— BEGIN DATA ROWS —

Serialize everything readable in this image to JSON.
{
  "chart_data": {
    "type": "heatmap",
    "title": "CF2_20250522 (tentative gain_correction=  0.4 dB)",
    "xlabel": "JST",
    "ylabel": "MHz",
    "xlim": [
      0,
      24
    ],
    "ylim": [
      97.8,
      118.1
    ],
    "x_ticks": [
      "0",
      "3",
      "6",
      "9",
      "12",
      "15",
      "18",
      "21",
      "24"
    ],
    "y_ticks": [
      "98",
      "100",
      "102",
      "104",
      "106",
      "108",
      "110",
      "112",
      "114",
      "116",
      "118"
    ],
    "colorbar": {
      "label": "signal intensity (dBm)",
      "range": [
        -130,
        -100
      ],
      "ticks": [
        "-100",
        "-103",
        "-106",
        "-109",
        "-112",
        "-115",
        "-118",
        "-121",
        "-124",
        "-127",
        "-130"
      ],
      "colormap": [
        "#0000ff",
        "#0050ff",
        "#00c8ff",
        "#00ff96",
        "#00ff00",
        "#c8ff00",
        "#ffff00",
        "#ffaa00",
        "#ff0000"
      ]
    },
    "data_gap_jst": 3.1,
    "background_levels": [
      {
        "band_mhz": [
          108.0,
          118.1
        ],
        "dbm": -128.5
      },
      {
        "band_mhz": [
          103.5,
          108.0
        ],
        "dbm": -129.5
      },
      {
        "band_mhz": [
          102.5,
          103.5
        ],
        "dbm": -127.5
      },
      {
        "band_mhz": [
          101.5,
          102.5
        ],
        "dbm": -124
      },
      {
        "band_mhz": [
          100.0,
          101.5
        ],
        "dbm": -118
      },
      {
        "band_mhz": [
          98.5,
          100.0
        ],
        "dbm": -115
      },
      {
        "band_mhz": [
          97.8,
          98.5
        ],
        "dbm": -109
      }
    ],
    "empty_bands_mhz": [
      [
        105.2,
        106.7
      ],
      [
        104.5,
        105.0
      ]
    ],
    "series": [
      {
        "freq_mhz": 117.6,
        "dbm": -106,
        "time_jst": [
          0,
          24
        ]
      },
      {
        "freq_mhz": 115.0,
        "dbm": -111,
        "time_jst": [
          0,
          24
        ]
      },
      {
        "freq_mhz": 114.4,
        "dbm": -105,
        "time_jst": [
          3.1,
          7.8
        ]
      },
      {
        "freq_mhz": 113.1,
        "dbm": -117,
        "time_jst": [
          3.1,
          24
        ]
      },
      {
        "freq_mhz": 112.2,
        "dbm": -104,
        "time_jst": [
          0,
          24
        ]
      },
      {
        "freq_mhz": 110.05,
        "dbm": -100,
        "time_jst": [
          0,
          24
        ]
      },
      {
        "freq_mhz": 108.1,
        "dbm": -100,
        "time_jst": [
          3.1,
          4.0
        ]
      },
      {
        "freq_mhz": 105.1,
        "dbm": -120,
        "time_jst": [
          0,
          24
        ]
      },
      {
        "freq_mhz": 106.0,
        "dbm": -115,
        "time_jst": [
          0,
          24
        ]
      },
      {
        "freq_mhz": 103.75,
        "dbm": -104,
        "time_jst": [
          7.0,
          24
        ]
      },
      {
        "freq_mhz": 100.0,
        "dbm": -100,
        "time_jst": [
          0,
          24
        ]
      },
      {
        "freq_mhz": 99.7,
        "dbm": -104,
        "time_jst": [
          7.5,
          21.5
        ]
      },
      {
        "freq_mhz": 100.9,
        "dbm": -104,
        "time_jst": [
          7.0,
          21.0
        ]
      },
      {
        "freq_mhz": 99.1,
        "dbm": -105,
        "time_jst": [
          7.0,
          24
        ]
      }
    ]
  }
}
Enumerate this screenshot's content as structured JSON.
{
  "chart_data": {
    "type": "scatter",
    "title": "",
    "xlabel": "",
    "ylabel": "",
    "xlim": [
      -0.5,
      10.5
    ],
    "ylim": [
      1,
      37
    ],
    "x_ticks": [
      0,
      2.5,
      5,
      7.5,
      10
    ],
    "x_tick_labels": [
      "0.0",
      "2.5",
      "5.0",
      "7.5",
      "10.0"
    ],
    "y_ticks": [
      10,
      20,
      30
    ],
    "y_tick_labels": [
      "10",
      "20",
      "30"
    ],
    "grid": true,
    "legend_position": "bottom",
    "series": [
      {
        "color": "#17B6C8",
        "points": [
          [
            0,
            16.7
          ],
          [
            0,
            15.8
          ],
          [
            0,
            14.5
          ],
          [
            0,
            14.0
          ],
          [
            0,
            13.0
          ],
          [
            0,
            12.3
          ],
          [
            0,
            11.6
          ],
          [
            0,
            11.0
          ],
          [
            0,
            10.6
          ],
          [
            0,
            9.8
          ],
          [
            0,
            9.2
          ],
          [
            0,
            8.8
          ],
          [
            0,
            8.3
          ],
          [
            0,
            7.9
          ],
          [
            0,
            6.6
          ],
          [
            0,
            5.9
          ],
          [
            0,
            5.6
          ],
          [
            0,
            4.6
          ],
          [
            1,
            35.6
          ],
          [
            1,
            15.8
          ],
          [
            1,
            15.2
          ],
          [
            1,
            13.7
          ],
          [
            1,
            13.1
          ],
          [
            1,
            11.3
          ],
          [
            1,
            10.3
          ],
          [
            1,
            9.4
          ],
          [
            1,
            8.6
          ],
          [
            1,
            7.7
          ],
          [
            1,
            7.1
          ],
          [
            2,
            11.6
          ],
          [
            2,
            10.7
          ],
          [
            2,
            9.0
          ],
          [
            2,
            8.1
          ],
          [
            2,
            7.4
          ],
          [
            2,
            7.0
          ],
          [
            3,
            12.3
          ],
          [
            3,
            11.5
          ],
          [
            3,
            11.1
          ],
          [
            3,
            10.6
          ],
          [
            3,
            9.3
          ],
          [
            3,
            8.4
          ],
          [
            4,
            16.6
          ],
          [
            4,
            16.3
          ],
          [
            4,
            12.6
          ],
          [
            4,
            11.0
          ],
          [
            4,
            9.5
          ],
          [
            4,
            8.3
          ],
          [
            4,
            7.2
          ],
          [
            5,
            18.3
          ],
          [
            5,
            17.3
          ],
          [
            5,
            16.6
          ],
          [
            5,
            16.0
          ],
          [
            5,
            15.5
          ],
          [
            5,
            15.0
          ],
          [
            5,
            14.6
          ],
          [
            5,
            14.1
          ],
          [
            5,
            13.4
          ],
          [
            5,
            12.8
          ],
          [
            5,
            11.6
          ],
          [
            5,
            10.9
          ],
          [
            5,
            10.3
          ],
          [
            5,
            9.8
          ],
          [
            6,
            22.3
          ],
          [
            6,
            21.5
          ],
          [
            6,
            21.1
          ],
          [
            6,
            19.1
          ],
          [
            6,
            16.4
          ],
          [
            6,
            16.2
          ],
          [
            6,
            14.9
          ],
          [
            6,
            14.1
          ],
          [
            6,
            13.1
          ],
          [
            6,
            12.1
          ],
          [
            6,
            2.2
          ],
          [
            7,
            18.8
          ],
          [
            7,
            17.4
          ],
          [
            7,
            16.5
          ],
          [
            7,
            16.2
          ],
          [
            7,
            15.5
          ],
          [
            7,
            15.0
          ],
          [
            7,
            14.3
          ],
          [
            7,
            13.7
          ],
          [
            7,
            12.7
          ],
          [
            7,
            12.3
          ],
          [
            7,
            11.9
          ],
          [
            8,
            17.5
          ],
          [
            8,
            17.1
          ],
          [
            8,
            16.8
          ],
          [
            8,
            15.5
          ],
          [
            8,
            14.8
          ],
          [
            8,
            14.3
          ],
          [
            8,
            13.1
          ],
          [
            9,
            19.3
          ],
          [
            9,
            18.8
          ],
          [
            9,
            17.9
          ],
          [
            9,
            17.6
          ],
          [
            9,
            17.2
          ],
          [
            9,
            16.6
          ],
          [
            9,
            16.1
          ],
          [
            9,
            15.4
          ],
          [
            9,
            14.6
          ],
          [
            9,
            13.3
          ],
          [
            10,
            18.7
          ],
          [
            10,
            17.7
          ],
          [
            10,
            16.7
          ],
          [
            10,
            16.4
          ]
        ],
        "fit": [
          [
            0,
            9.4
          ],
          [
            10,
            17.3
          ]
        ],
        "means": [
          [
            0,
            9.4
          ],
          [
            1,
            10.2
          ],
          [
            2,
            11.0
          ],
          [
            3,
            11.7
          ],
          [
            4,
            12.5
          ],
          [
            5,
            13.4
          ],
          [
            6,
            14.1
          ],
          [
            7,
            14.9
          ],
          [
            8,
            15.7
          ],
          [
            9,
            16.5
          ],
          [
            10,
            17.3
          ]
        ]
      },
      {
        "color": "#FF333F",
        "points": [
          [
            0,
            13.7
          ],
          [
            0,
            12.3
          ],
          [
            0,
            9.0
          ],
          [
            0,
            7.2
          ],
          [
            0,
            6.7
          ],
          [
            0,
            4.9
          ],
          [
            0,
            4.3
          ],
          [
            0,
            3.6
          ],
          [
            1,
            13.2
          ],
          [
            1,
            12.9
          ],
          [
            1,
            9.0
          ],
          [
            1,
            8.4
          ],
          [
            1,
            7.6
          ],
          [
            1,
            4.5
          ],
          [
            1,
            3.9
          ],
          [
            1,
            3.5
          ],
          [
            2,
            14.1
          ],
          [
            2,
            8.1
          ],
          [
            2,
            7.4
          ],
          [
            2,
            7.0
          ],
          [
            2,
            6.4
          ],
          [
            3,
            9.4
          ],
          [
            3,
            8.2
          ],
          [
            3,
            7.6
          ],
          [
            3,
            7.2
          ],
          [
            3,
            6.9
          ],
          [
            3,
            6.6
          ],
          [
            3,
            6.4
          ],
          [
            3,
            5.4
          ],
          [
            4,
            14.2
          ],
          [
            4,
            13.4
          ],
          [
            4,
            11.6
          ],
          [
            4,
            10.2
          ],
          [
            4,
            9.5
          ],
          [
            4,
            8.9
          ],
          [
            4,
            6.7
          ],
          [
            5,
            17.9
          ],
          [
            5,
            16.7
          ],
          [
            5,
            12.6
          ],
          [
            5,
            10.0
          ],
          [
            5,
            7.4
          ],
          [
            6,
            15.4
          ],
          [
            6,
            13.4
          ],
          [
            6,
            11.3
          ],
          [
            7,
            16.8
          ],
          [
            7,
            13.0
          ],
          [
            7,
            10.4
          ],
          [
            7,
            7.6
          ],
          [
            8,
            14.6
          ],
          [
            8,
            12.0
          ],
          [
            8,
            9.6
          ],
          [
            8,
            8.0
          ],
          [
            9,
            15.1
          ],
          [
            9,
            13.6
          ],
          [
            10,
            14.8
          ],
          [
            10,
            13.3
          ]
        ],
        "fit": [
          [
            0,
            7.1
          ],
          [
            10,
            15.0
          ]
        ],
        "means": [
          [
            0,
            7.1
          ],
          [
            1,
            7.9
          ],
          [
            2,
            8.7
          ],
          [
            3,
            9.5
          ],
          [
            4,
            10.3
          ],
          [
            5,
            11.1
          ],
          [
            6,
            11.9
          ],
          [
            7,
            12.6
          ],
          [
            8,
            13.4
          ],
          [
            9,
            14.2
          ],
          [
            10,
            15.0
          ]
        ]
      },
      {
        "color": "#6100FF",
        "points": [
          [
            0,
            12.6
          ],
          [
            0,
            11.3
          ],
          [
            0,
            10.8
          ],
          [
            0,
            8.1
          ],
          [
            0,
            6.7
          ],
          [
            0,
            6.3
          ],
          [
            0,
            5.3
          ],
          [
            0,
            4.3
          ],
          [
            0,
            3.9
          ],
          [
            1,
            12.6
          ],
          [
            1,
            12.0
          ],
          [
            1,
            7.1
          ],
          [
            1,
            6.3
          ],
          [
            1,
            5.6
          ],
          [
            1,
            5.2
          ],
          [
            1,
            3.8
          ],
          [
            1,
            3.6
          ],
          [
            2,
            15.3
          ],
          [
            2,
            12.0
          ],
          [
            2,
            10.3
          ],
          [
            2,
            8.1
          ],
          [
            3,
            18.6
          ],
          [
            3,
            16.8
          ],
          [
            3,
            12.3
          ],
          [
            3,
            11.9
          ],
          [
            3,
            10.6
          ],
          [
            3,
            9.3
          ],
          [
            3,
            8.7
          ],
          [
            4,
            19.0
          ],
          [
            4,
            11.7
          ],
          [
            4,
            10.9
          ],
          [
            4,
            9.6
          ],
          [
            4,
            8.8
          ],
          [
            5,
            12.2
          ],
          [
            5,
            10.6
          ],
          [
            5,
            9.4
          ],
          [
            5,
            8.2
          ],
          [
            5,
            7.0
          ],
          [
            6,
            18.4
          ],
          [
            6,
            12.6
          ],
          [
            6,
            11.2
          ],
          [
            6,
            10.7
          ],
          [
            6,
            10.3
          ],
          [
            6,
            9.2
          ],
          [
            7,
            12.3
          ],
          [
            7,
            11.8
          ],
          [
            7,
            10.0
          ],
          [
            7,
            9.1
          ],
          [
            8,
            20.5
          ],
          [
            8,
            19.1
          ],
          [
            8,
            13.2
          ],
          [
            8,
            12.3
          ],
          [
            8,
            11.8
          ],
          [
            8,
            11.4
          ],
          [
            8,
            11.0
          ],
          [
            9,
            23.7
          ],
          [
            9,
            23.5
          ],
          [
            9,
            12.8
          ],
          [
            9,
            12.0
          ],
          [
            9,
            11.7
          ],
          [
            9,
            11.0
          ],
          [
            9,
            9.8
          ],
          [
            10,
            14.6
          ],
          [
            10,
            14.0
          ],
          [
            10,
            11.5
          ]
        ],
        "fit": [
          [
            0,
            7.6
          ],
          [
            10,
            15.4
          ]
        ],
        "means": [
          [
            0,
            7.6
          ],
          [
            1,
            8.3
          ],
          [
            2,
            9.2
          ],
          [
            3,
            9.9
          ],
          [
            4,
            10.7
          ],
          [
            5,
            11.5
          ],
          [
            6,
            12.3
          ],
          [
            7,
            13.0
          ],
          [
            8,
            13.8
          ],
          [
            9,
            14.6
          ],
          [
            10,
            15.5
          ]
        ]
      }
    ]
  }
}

— END DATA ROWS —

▸ JOB
Identify and copy all lines with the word "title".

▸ COMPLETED TASK
    "title": "CF2_20250522 (tentative gain_correction=  0.4 dB)",
    "title": "",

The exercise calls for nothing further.